* begin Material supplied *

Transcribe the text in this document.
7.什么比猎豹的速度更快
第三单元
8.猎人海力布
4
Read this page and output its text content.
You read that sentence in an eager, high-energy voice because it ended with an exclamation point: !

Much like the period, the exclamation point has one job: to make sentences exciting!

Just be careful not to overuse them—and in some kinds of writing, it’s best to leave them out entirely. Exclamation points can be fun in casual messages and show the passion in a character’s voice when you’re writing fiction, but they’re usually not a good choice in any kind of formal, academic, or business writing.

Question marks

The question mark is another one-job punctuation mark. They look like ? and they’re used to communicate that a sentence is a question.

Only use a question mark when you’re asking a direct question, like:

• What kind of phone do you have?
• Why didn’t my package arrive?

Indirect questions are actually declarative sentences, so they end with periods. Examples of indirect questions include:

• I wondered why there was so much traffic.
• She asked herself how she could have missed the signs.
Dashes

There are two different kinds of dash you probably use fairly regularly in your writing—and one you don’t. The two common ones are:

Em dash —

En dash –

* end Material supplied *

| Task prompt |
Say how many lines in the records hold "this", with the number as the whole reply.

| Written reply |
2